— START Input for this task —

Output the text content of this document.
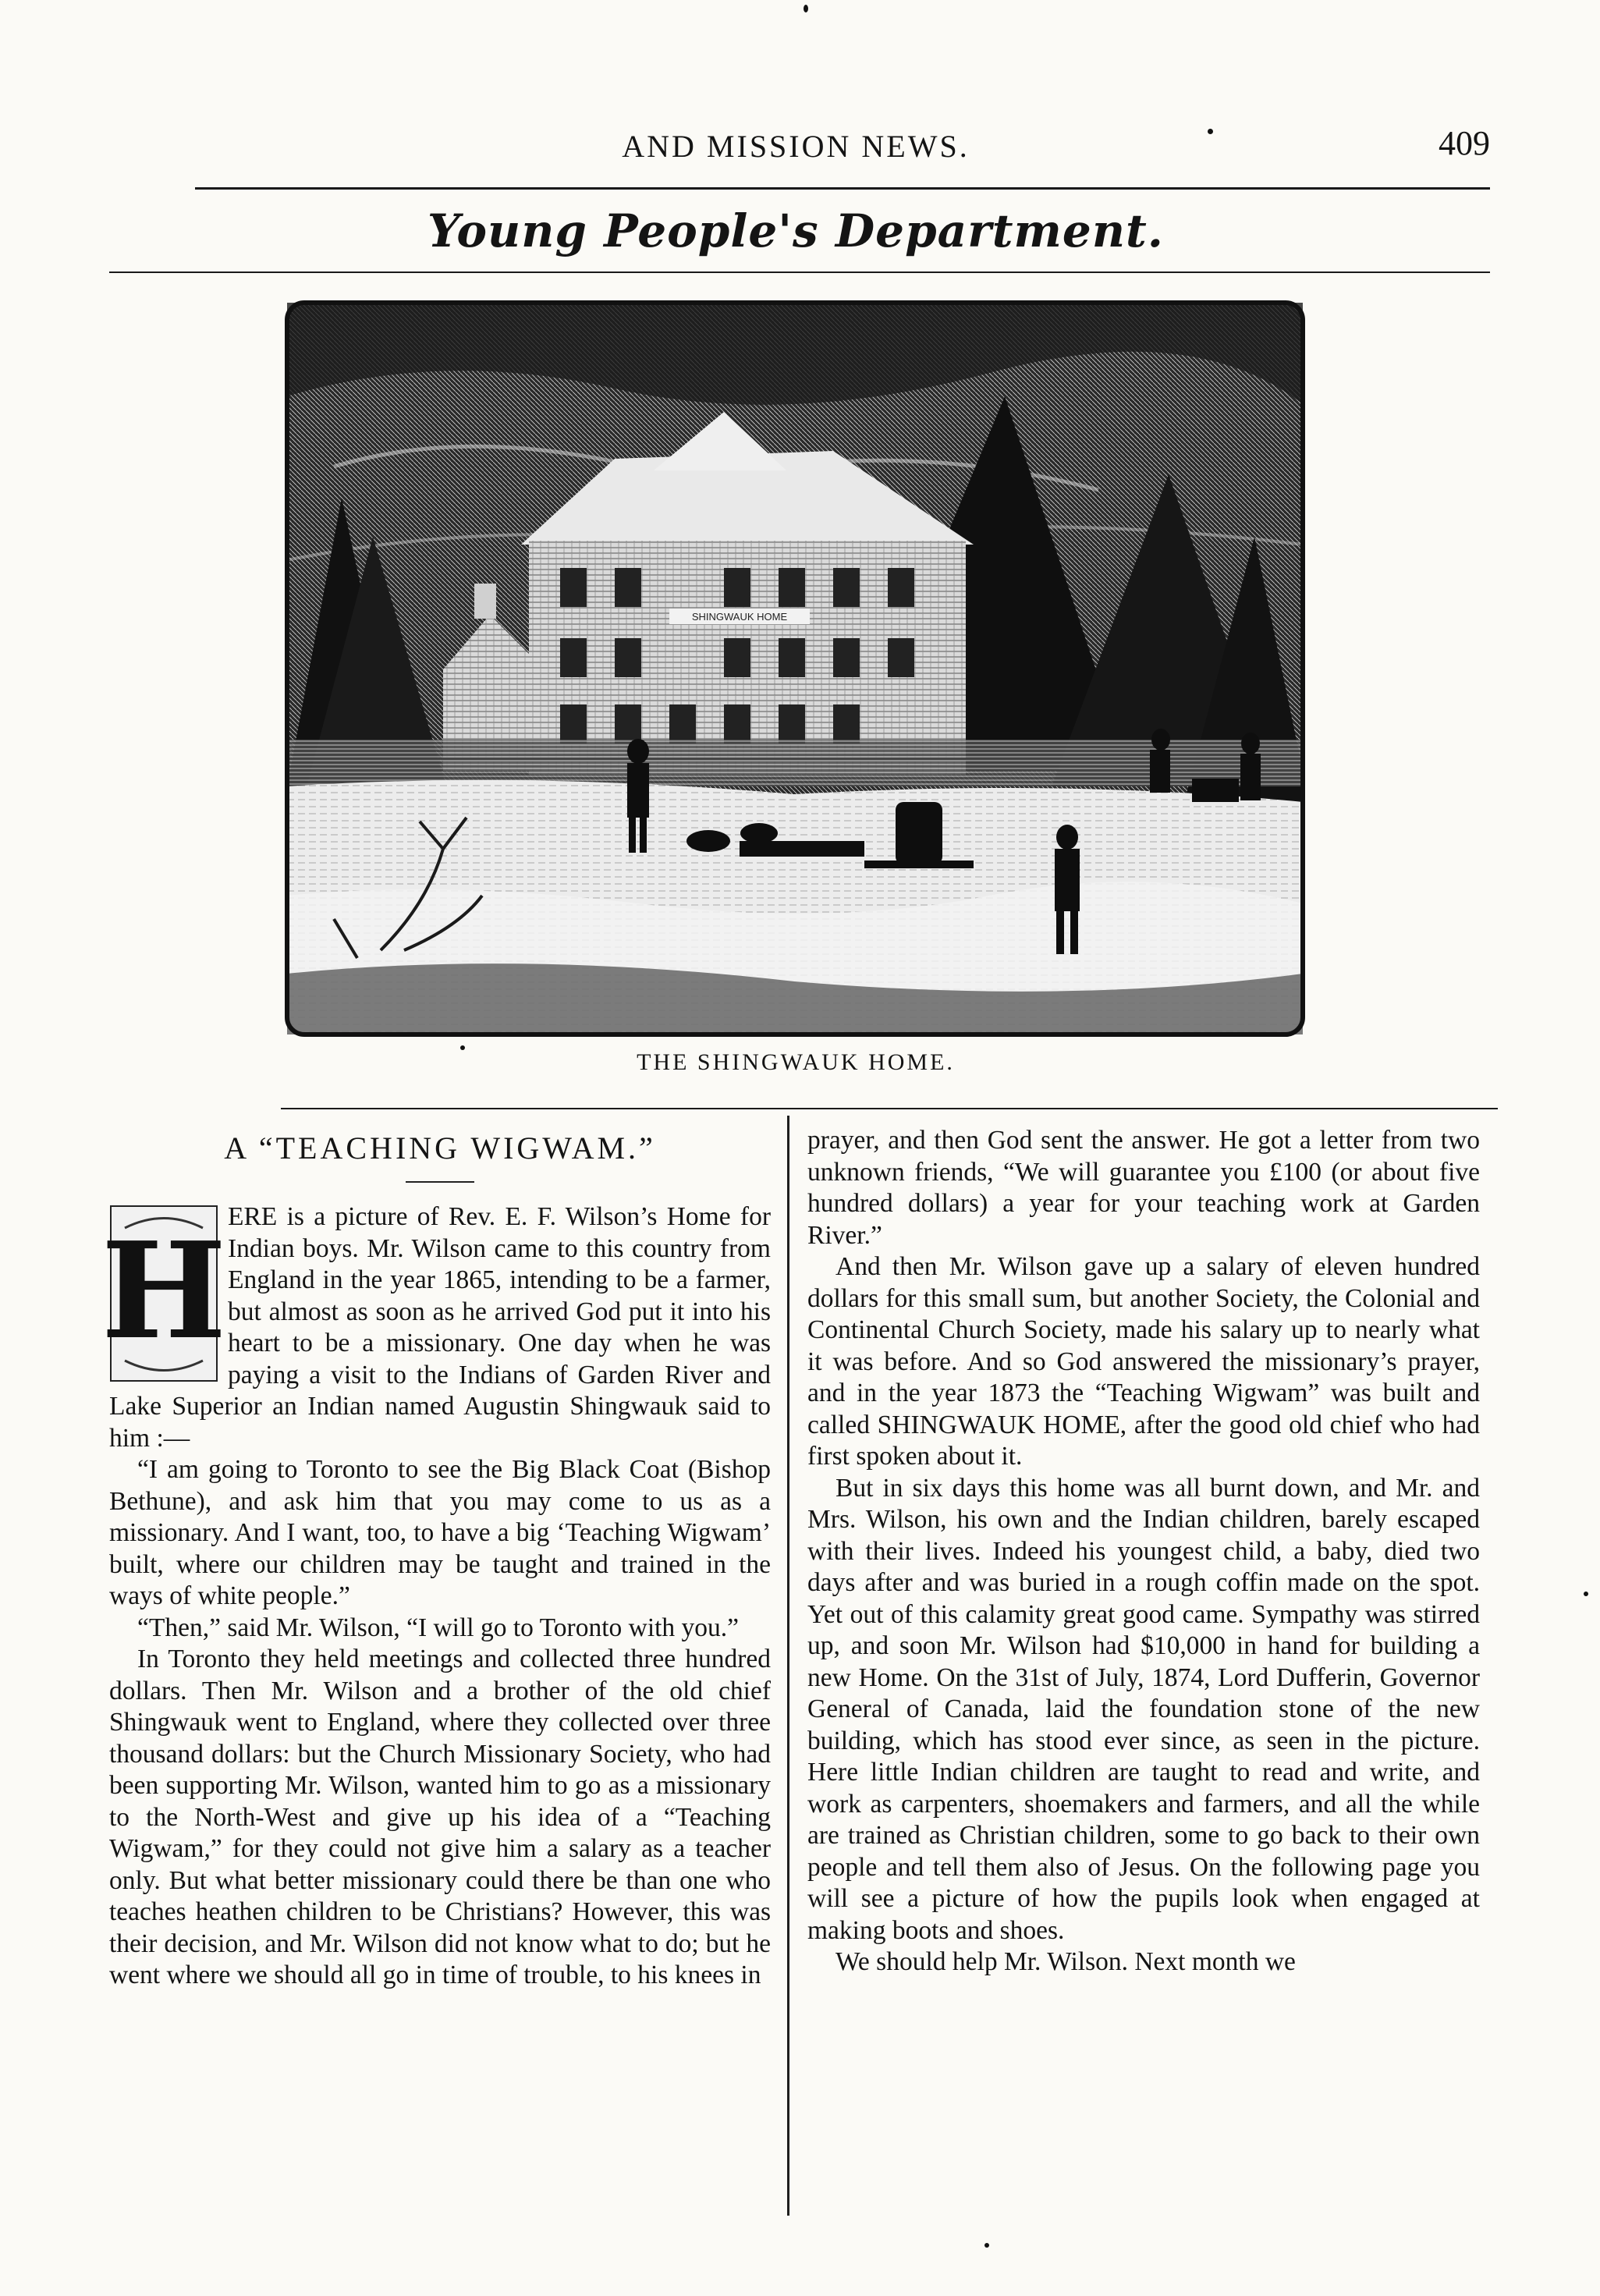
AND MISSION NEWS.	409
Young People's Department.
SHINGWAUK HOME
THE SHINGWAUK HOME.
A “TEACHING WIGWAM.”

H ERE is a picture of Rev. E. F. Wilson’s Home for Indian boys. Mr. Wilson came to this country from England in the year 1865, intending to be a farmer, but almost as soon as he arrived God put it into his heart to be a missionary. One day when he was paying a visit to the Indians of Garden River and Lake Superior an Indian named Augustin Shingwauk said to him :—

“I am going to Toronto to see the Big Black Coat (Bishop Bethune), and ask him that you may come to us as a missionary. And I want, too, to have a big ‘Teaching Wigwam’ built, where our children may be taught and trained in the ways of white people.”

“Then,” said Mr. Wilson, “I will go to Toronto with you.”

In Toronto they held meetings and collected three hundred dollars. Then Mr. Wilson and a brother of the old chief Shingwauk went to England, where they collected over three thousand dollars: but the Church Missionary Society, who had been supporting Mr. Wilson, wanted him to go as a missionary to the North-West and give up his idea of a “Teaching Wigwam,” for they could not give him a salary as a teacher only. But what better missionary could there be than one who teaches heathen children to be Christians? However, this was their decision, and Mr. Wilson did not know what to do; but he went where we should all go in time of trouble, to his knees in

prayer, and then God sent the answer. He got a letter from two unknown friends, “We will guarantee you £100 (or about five hundred dollars) a year for your teaching work at Garden River.”

And then Mr. Wilson gave up a salary of eleven hundred dollars for this small sum, but another Society, the Colonial and Continental Church Society, made his salary up to nearly what it was before. And so God answered the missionary’s prayer, and in the year 1873 the “Teaching Wigwam” was built and called SHINGWAUK HOME, after the good old chief who had first spoken about it.

But in six days this home was all burnt down, and Mr. and Mrs. Wilson, his own and the Indian children, barely escaped with their lives. Indeed his youngest child, a baby, died two days after and was buried in a rough coffin made on the spot. Yet out of this calamity great good came. Sympathy was stirred up, and soon Mr. Wilson had $10,000 in hand for building a new Home. On the 31st of July, 1874, Lord Dufferin, Governor General of Canada, laid the foundation stone of the new building, which has stood ever since, as seen in the picture. Here little Indian children are taught to read and write, and work as carpenters, shoemakers and farmers, and all the while are trained as Christian children, some to go back to their own people and tell them also of Jesus. On the following page you will see a picture of how the pupils look when engaged at making boots and shoes.

We should help Mr. Wilson. Next month we
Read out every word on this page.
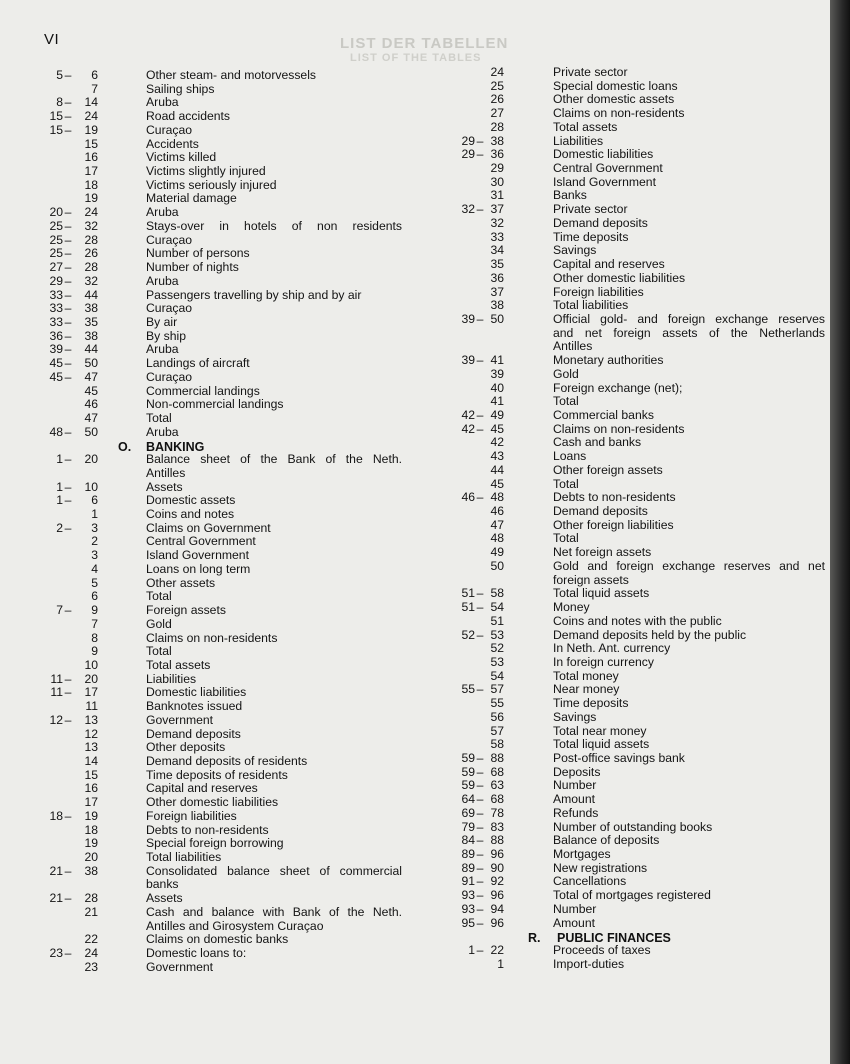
LIST DER TABELLEN
LIST OF THE TABLES
VI
5 –	6	Other steam- and motorvessels
7	Sailing ships
8 –	14	Aruba
15 –	24	Road accidents
15 –	19	Curaçao
15	Accidents
16	Victims killed
17	Victims slightly injured
18	Victims seriously injured
19	Material damage
20 –	24	Aruba
25 –	32	Stays-over in hotels of non residents
25 –	28	Curaçao
25 –	26	Number of persons
27 –	28	Number of nights
29 –	32	Aruba
33 –	44	Passengers travelling by ship and by air
33 –	38	Curaçao
33 –	35	By air
36 –	38	By ship
39 –	44	Aruba
45 –	50	Landings of aircraft
45 –	47	Curaçao
45	Commercial landings
46	Non-commercial landings
47	Total
48 –	50	Aruba
O. BANKING
1 –	20	Balance sheet of the Bank of the Neth.
Antilles
1 –	10	Assets
1 –	6	Domestic assets
1	Coins and notes
2 –	3	Claims on Government
2	Central Government
3	Island Government
4	Loans on long term
5	Other assets
6	Total
7 –	9	Foreign assets
7	Gold
8	Claims on non-residents
9	Total
10	Total assets
11 –	20	Liabilities
11 –	17	Domestic liabilities
11	Banknotes issued
12 –	13	Government
12	Demand deposits
13	Other deposits
14	Demand deposits of residents
15	Time deposits of residents
16	Capital and reserves
17	Other domestic liabilities
18 –	19	Foreign liabilities
18	Debts to non-residents
19	Special foreign borrowing
20	Total liabilities
21 –	38	Consolidated balance sheet of commercial
banks
21 –	28	Assets
21	Cash and balance with Bank of the Neth.
Antilles and Girosystem Curaçao
22	Claims on domestic banks
23 –	24	Domestic loans to:
23	Government
24	Private sector
25	Special domestic loans
26	Other domestic assets
27	Claims on non-residents
28	Total assets
29 – 38	Liabilities
29 – 36	Domestic liabilities
29	Central Government
30	Island Government
31	Banks
32 – 37	Private sector
32	Demand deposits
33	Time deposits
34	Savings
35	Capital and reserves
36	Other domestic liabilities
37	Foreign liabilities
38	Total liabilities
39 – 50	Official gold- and foreign exchange reserves
and net foreign assets of the Netherlands
Antilles
39 – 41	Monetary authorities
39	Gold
40	Foreign exchange (net);
41	Total
42 – 49	Commercial banks
42 – 45	Claims on non-residents
42	Cash and banks
43	Loans
44	Other foreign assets
45	Total
46 – 48	Debts to non-residents
46	Demand deposits
47	Other foreign liabilities
48	Total
49	Net foreign assets
50	Gold and foreign exchange reserves and net
foreign assets
51 – 58	Total liquid assets
51 – 54	Money
51	Coins and notes with the public
52 – 53	Demand deposits held by the public
52	In Neth. Ant. currency
53	In foreign currency
54	Total money
55 – 57	Near money
55	Time deposits
56	Savings
57	Total near money
58	Total liquid assets
59 – 88	Post-office savings bank
59 – 68	Deposits
59 – 63	Number
64 – 68	Amount
69 – 78	Refunds
79 – 83	Number of outstanding books
84 – 88	Balance of deposits
89 – 96	Mortgages
89 – 90	New registrations
91 – 92	Cancellations
93 – 96	Total of mortgages registered
93 – 94	Number
95 – 96	Amount
R. PUBLIC FINANCES
1 – 22	Proceeds of taxes
1	Import-duties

— END Input for this task —

Take the records above and transcribe them exactly, dropping every picture.

Exercise output »
Output the text content of this document.
AND MISSION NEWS.	409
Young People's Department.
SHINGWAUK HOME
THE SHINGWAUK HOME.
A “TEACHING WIGWAM.”

H ERE is a picture of Rev. E. F. Wilson’s Home for Indian boys. Mr. Wilson came to this country from England in the year 1865, intending to be a farmer, but almost as soon as he arrived God put it into his heart to be a missionary. One day when he was paying a visit to the Indians of Garden River and Lake Superior an Indian named Augustin Shingwauk said to him :—

“I am going to Toronto to see the Big Black Coat (Bishop Bethune), and ask him that you may come to us as a missionary. And I want, too, to have a big ‘Teaching Wigwam’ built, where our children may be taught and trained in the ways of white people.”

“Then,” said Mr. Wilson, “I will go to Toronto with you.”

In Toronto they held meetings and collected three hundred dollars. Then Mr. Wilson and a brother of the old chief Shingwauk went to England, where they collected over three thousand dollars: but the Church Missionary Society, who had been supporting Mr. Wilson, wanted him to go as a missionary to the North-West and give up his idea of a “Teaching Wigwam,” for they could not give him a salary as a teacher only. But what better missionary could there be than one who teaches heathen children to be Christians? However, this was their decision, and Mr. Wilson did not know what to do; but he went where we should all go in time of trouble, to his knees in

prayer, and then God sent the answer. He got a letter from two unknown friends, “We will guarantee you £100 (or about five hundred dollars) a year for your teaching work at Garden River.”

And then Mr. Wilson gave up a salary of eleven hundred dollars for this small sum, but another Society, the Colonial and Continental Church Society, made his salary up to nearly what it was before. And so God answered the missionary’s prayer, and in the year 1873 the “Teaching Wigwam” was built and called SHINGWAUK HOME, after the good old chief who had first spoken about it.

But in six days this home was all burnt down, and Mr. and Mrs. Wilson, his own and the Indian children, barely escaped with their lives. Indeed his youngest child, a baby, died two days after and was buried in a rough coffin made on the spot. Yet out of this calamity great good came. Sympathy was stirred up, and soon Mr. Wilson had $10,000 in hand for building a new Home. On the 31st of July, 1874, Lord Dufferin, Governor General of Canada, laid the foundation stone of the new building, which has stood ever since, as seen in the picture. Here little Indian children are taught to read and write, and work as carpenters, shoemakers and farmers, and all the while are trained as Christian children, some to go back to their own people and tell them also of Jesus. On the following page you will see a picture of how the pupils look when engaged at making boots and shoes.

We should help Mr. Wilson. Next month we
Read out every word on this page.
LIST DER TABELLEN
LIST OF THE TABLES
VI
5 –	6	Other steam- and motorvessels
7	Sailing ships
8 –	14	Aruba
15 –	24	Road accidents
15 –	19	Curaçao
15	Accidents
16	Victims killed
17	Victims slightly injured
18	Victims seriously injured
19	Material damage
20 –	24	Aruba
25 –	32	Stays-over in hotels of non residents
25 –	28	Curaçao
25 –	26	Number of persons
27 –	28	Number of nights
29 –	32	Aruba
33 –	44	Passengers travelling by ship and by air
33 –	38	Curaçao
33 –	35	By air
36 –	38	By ship
39 –	44	Aruba
45 –	50	Landings of aircraft
45 –	47	Curaçao
45	Commercial landings
46	Non-commercial landings
47	Total
48 –	50	Aruba
O. BANKING
1 –	20	Balance sheet of the Bank of the Neth.
Antilles
1 –	10	Assets
1 –	6	Domestic assets
1	Coins and notes
2 –	3	Claims on Government
2	Central Government
3	Island Government
4	Loans on long term
5	Other assets
6	Total
7 –	9	Foreign assets
7	Gold
8	Claims on non-residents
9	Total
10	Total assets
11 –	20	Liabilities
11 –	17	Domestic liabilities
11	Banknotes issued
12 –	13	Government
12	Demand deposits
13	Other deposits
14	Demand deposits of residents
15	Time deposits of residents
16	Capital and reserves
17	Other domestic liabilities
18 –	19	Foreign liabilities
18	Debts to non-residents
19	Special foreign borrowing
20	Total liabilities
21 –	38	Consolidated balance sheet of commercial
banks
21 –	28	Assets
21	Cash and balance with Bank of the Neth.
Antilles and Girosystem Curaçao
22	Claims on domestic banks
23 –	24	Domestic loans to:
23	Government
24	Private sector
25	Special domestic loans
26	Other domestic assets
27	Claims on non-residents
28	Total assets
29 – 38	Liabilities
29 – 36	Domestic liabilities
29	Central Government
30	Island Government
31	Banks
32 – 37	Private sector
32	Demand deposits
33	Time deposits
34	Savings
35	Capital and reserves
36	Other domestic liabilities
37	Foreign liabilities
38	Total liabilities
39 – 50	Official gold- and foreign exchange reserves
and net foreign assets of the Netherlands
Antilles
39 – 41	Monetary authorities
39	Gold
40	Foreign exchange (net);
41	Total
42 – 49	Commercial banks
42 – 45	Claims on non-residents
42	Cash and banks
43	Loans
44	Other foreign assets
45	Total
46 – 48	Debts to non-residents
46	Demand deposits
47	Other foreign liabilities
48	Total
49	Net foreign assets
50	Gold and foreign exchange reserves and net
foreign assets
51 – 58	Total liquid assets
51 – 54	Money
51	Coins and notes with the public
52 – 53	Demand deposits held by the public
52	In Neth. Ant. currency
53	In foreign currency
54	Total money
55 – 57	Near money
55	Time deposits
56	Savings
57	Total near money
58	Total liquid assets
59 – 88	Post-office savings bank
59 – 68	Deposits
59 – 63	Number
64 – 68	Amount
69 – 78	Refunds
79 – 83	Number of outstanding books
84 – 88	Balance of deposits
89 – 96	Mortgages
89 – 90	New registrations
91 – 92	Cancellations
93 – 96	Total of mortgages registered
93 – 94	Number
95 – 96	Amount
R. PUBLIC FINANCES
1 – 22	Proceeds of taxes
1	Import-duties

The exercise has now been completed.